### To do
Extract, from the records beneath this instruction, each line that contains the word "label".
.....
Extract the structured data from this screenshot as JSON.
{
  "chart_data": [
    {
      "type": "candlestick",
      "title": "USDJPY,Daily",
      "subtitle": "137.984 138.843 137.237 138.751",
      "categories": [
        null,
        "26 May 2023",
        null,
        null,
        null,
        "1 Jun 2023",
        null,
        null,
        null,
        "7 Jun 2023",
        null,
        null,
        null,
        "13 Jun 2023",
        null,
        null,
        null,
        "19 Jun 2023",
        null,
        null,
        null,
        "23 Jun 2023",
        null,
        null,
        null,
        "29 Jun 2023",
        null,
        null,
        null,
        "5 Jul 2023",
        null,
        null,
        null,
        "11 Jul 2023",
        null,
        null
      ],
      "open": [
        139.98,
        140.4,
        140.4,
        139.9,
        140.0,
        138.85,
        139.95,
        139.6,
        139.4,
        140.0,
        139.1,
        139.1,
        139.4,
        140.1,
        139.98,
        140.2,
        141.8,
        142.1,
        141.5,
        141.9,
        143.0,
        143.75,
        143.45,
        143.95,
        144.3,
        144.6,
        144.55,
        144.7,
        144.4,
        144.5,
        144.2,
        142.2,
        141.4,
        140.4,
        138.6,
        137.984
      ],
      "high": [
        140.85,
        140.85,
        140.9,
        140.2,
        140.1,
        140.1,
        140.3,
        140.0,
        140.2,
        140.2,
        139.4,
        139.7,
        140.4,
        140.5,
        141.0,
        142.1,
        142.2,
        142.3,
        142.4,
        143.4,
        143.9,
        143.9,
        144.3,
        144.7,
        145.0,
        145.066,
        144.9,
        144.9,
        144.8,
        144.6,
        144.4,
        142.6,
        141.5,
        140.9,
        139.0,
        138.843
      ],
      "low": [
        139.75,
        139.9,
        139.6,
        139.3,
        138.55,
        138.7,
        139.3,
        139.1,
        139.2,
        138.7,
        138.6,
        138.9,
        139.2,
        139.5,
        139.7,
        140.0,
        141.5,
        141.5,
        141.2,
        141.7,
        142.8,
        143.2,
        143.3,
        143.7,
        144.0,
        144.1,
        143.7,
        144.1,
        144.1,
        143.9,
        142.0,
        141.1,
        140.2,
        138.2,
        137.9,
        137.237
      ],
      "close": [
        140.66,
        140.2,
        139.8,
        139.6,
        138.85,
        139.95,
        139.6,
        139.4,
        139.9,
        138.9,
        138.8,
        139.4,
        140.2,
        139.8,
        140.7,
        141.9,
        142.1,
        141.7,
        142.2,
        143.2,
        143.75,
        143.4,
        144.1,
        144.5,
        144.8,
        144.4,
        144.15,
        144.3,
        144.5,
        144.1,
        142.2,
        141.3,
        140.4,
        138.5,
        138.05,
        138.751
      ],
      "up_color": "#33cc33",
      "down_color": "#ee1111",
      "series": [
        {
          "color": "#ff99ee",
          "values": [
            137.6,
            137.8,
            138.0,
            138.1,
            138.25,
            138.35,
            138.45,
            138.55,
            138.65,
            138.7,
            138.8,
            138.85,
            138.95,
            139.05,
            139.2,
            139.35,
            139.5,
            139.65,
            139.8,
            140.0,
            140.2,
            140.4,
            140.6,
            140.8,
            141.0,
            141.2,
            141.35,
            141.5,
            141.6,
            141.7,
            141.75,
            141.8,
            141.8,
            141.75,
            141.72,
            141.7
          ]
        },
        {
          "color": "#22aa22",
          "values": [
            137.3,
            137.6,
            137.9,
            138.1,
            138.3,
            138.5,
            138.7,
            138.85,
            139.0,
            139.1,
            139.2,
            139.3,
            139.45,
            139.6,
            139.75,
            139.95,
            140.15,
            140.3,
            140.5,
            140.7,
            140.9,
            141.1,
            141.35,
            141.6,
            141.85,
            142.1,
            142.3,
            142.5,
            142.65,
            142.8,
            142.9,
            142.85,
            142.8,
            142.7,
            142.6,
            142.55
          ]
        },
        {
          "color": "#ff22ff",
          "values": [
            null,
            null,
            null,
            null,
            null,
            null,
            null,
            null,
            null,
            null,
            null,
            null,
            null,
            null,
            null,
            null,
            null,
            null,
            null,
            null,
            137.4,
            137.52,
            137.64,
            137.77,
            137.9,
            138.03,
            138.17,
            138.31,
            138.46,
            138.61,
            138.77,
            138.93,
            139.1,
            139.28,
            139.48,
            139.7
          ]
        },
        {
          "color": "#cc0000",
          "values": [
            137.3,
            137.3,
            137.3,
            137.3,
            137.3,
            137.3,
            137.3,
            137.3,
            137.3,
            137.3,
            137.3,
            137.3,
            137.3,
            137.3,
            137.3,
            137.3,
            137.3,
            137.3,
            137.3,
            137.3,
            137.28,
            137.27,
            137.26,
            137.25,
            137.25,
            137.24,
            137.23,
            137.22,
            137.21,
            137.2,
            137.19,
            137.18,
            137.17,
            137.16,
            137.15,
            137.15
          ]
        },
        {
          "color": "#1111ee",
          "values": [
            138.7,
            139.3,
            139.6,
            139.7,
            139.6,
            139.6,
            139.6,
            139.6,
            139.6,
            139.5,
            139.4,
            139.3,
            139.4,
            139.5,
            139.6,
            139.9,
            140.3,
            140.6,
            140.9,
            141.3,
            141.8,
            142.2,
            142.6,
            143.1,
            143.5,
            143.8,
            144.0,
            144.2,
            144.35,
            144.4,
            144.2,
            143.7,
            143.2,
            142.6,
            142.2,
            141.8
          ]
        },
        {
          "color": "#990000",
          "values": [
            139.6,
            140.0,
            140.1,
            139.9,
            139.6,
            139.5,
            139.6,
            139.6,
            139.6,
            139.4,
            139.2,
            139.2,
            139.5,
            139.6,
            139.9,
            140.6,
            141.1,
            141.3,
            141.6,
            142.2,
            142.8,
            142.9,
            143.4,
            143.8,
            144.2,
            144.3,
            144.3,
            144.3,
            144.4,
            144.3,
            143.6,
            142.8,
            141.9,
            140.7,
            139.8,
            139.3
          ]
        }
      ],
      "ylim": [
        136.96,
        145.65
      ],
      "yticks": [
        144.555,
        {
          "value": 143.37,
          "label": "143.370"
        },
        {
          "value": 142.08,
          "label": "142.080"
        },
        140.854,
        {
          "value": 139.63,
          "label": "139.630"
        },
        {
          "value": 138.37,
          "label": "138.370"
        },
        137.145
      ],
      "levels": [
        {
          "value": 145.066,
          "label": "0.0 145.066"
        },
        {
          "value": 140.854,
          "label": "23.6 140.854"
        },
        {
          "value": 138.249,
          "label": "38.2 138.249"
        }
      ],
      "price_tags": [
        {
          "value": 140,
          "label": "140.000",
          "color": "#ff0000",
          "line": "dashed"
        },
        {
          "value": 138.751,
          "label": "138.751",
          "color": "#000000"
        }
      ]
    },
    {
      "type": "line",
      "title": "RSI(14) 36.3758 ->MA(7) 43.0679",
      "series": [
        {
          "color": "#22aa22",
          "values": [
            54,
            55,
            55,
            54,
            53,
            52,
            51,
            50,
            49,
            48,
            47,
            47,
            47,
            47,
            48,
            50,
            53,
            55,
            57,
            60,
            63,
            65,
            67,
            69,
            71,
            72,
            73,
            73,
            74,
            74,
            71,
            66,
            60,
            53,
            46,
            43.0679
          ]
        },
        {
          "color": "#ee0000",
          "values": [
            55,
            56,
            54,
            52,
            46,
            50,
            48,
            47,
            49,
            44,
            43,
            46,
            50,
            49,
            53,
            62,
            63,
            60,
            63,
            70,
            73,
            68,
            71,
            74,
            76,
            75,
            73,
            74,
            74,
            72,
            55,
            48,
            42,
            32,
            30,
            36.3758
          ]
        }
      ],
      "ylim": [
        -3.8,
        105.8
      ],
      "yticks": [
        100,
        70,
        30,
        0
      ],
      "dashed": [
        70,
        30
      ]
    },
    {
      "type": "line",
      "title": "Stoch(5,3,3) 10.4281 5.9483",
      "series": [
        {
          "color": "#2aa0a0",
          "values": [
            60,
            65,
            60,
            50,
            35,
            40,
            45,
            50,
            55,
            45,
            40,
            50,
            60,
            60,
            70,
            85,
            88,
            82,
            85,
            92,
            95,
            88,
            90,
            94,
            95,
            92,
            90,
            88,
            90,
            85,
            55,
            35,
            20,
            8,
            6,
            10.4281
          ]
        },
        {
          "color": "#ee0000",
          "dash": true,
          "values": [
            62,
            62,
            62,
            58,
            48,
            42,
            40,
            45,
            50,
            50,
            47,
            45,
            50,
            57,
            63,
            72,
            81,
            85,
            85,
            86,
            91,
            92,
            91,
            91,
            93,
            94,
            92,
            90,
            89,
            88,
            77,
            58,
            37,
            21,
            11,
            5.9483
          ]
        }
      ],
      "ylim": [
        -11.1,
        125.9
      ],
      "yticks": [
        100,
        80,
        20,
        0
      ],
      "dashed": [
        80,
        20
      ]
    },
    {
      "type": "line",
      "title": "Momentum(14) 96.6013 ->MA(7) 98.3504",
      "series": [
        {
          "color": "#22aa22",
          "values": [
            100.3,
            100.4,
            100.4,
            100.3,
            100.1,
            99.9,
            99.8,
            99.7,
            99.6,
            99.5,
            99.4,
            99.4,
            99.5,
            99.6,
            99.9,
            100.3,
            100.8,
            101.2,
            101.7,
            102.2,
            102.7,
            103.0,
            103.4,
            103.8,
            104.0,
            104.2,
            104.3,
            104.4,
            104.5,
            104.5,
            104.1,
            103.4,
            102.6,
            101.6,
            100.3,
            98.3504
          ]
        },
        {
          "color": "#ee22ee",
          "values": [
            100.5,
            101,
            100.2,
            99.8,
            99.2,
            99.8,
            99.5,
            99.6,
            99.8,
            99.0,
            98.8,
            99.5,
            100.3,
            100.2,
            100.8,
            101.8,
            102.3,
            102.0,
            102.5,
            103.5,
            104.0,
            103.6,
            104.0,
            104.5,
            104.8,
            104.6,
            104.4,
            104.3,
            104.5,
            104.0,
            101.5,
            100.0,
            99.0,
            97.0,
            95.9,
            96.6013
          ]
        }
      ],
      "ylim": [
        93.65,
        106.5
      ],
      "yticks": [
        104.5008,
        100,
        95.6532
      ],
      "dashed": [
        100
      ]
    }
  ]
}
.....
### Expected answer
          "label": "143.370"
          "label": "142.080"
          "label": "139.630"
          "label": "138.370"
          "label": "0.0 145.066"
          "label": "23.6 140.854"
          "label": "38.2 138.249"
          "label": "140.000",
          "label": "138.751",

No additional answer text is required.